Exercise details
Take every line that has the string "санитарно" and copy it out.

Collected data
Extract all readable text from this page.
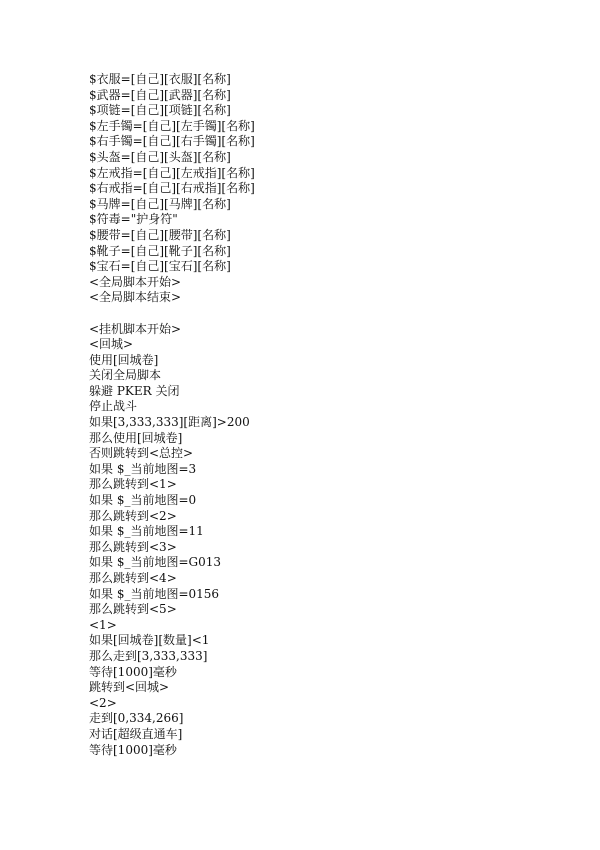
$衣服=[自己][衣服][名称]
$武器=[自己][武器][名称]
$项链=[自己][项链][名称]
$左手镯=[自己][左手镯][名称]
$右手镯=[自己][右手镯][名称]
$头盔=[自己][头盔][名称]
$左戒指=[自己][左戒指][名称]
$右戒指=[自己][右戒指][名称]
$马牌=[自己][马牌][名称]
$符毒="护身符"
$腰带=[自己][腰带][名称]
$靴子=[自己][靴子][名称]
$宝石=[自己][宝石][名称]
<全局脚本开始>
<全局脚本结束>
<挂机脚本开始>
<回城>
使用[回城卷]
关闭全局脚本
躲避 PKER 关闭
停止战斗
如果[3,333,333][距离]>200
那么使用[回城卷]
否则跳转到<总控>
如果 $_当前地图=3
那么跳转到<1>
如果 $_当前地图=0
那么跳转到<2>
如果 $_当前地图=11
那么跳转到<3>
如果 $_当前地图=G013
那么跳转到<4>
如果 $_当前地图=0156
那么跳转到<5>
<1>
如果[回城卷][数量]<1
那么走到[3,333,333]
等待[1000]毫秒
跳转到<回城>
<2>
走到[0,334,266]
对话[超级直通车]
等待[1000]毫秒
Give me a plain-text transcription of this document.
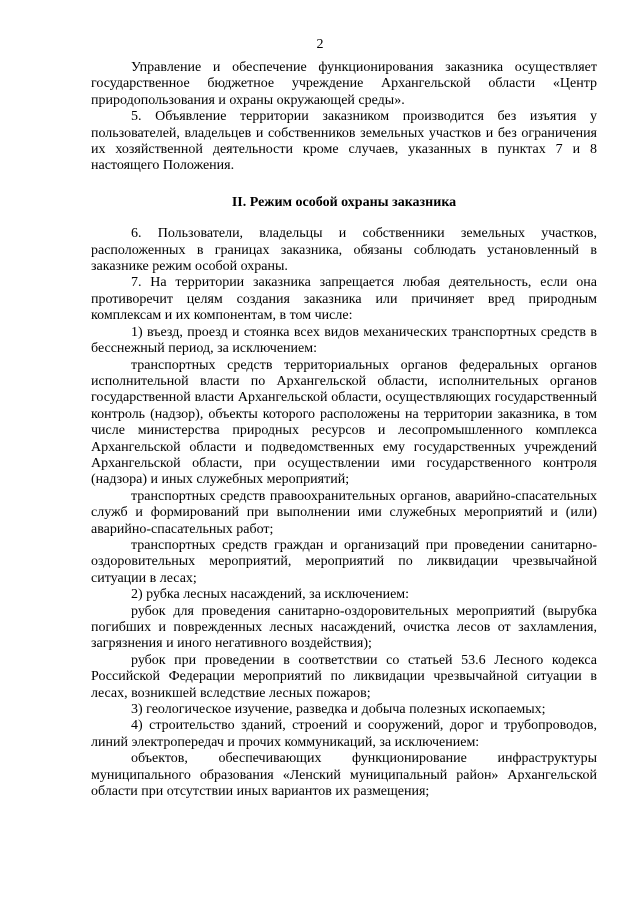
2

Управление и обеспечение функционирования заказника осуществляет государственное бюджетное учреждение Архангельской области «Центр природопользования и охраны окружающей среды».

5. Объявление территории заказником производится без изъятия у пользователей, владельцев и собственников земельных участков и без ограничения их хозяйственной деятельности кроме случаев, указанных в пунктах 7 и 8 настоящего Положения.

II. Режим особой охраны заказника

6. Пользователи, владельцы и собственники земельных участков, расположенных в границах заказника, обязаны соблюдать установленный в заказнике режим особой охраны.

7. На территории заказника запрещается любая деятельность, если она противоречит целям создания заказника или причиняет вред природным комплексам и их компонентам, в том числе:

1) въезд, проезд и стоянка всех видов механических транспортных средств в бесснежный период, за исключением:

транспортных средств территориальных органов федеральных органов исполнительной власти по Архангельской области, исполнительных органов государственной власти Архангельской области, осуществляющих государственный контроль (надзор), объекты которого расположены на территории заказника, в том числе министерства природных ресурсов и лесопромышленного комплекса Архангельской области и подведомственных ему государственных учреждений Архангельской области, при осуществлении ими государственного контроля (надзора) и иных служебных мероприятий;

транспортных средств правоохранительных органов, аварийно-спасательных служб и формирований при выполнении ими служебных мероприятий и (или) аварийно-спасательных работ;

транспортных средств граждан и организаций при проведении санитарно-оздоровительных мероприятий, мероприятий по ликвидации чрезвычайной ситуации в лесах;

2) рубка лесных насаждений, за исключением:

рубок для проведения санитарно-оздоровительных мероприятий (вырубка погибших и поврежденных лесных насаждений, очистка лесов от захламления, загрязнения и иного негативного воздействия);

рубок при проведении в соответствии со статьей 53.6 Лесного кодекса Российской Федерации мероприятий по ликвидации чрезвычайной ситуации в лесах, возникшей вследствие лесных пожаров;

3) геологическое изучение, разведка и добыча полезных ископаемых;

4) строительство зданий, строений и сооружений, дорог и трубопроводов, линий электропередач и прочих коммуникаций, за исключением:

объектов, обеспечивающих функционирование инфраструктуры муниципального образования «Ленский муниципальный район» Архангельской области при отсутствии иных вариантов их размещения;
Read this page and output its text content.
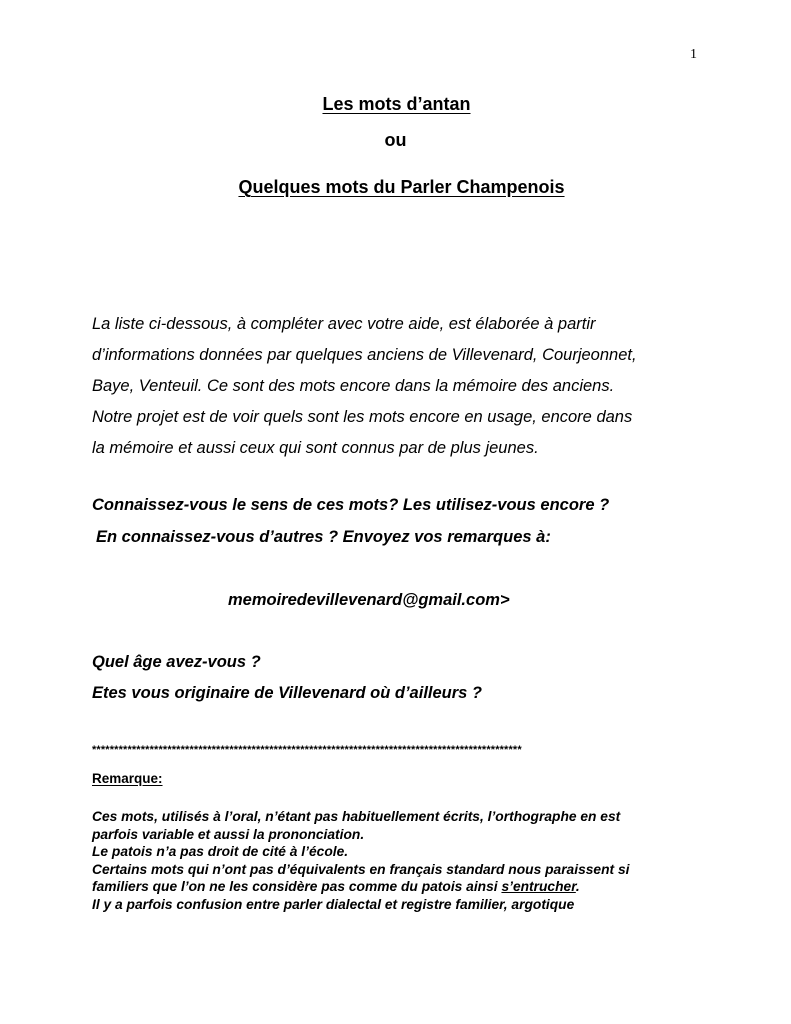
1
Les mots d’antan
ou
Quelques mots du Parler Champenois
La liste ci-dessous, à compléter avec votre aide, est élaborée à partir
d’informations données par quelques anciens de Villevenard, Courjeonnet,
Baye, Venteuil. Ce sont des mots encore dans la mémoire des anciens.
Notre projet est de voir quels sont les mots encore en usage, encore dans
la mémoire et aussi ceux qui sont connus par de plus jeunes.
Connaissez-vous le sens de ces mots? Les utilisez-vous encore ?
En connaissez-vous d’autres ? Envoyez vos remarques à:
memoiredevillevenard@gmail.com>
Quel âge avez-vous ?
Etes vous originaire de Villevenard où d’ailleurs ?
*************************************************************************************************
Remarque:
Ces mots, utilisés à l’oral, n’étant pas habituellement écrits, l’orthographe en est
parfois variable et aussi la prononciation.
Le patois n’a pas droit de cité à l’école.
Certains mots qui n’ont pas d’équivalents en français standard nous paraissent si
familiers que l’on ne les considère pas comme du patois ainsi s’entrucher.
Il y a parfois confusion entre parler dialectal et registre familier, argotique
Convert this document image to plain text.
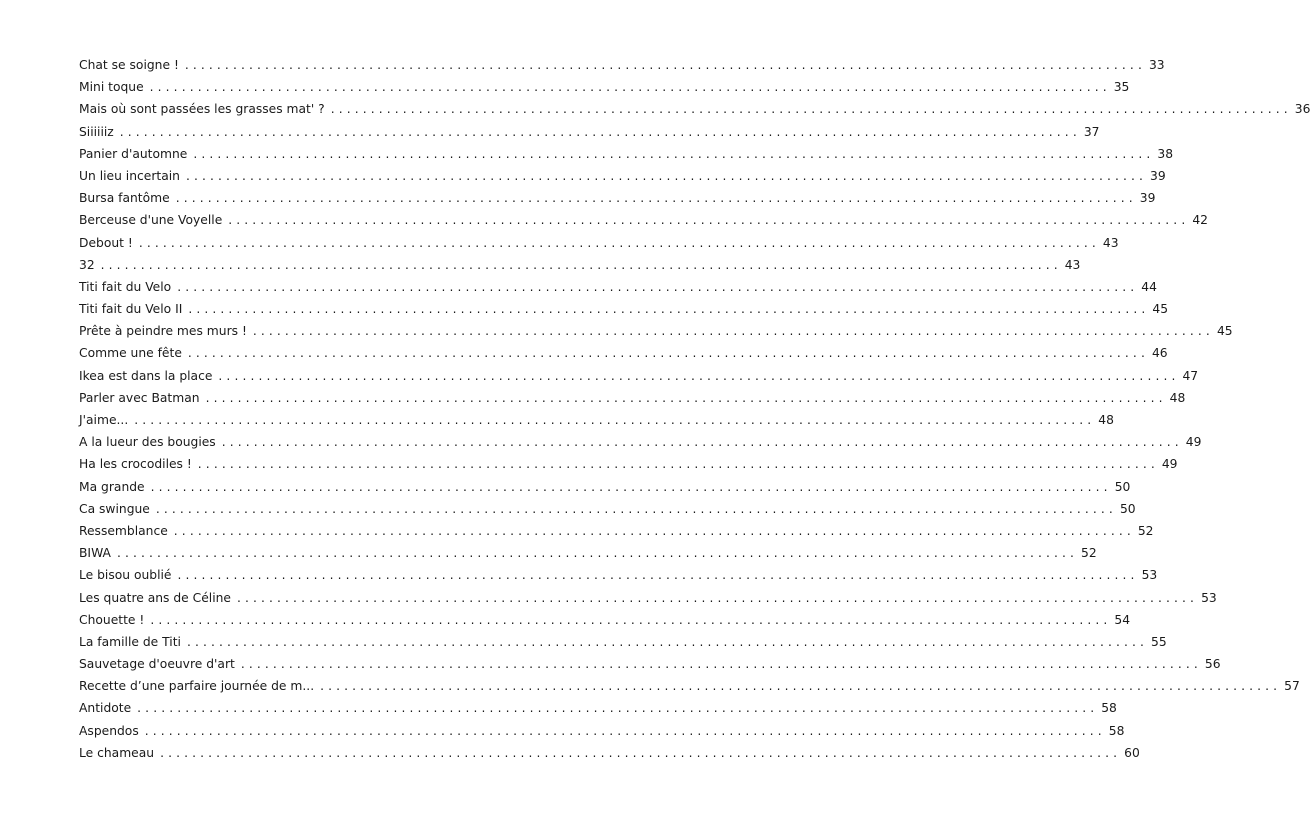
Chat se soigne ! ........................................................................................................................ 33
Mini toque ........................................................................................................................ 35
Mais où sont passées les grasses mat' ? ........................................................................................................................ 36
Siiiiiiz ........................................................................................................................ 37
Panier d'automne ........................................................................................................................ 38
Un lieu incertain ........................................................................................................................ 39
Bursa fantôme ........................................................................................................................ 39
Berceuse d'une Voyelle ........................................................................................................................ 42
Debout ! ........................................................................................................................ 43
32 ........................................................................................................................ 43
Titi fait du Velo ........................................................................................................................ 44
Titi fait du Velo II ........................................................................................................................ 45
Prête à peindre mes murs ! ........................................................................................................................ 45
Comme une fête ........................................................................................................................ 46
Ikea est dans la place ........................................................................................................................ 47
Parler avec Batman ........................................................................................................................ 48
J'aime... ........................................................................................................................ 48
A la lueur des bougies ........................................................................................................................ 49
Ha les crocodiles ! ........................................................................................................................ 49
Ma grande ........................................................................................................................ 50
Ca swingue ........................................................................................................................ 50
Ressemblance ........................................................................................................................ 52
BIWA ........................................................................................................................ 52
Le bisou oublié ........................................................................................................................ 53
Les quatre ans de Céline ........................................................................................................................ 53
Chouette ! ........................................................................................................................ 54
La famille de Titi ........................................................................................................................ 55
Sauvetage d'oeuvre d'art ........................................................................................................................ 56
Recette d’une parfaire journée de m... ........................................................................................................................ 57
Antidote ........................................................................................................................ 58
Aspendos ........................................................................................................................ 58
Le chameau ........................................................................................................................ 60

Expected answer
транспортных средств граждан и организаций при проведении санитарно-оздоровительных мероприятий, мероприятий по ликвидации чрезвычайной ситуации в лесах;
рубок для проведения санитарно-оздоровительных мероприятий (вырубка погибших и поврежденных лесных насаждений, очистка лесов от захламления, загрязнения и иного негативного воздействия);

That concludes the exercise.